▶ [Task instructions] List every line in this data where the string "西柴防災ニュース" occurs.

▶ [Records shown]
>> Start
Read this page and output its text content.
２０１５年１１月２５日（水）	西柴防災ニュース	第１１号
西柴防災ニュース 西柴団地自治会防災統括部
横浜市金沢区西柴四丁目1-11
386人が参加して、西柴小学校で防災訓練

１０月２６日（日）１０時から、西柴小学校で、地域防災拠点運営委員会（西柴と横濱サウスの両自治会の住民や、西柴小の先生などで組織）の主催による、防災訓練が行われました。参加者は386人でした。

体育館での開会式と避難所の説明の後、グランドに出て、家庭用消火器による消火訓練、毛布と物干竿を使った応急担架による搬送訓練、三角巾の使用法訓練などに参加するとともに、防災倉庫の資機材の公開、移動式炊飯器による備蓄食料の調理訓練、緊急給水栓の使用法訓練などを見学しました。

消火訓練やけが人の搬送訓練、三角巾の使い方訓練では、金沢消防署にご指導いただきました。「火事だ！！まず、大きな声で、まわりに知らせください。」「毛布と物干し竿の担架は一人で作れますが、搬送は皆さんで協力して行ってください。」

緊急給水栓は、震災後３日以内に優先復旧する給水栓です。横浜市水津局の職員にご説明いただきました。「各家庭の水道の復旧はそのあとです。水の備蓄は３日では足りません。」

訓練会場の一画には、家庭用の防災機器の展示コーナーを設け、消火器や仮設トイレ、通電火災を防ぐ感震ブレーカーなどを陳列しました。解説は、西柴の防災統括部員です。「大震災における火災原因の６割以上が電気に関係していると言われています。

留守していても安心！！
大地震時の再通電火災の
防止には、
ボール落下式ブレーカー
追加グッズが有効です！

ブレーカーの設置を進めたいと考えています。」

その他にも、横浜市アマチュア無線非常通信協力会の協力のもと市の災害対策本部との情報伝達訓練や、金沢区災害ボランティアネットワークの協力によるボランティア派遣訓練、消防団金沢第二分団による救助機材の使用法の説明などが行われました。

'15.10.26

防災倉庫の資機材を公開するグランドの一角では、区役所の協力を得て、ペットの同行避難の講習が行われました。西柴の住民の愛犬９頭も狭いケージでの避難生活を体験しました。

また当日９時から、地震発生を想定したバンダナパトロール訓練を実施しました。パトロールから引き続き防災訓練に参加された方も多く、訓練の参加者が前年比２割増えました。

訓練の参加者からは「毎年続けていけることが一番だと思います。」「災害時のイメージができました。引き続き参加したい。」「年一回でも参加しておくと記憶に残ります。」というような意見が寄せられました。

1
>> End
▶ [Answer to this problem]
２０１５年１１月２５日（水）	西柴防災ニュース	第１１号
西柴防災ニュース 西柴団地自治会防災統括部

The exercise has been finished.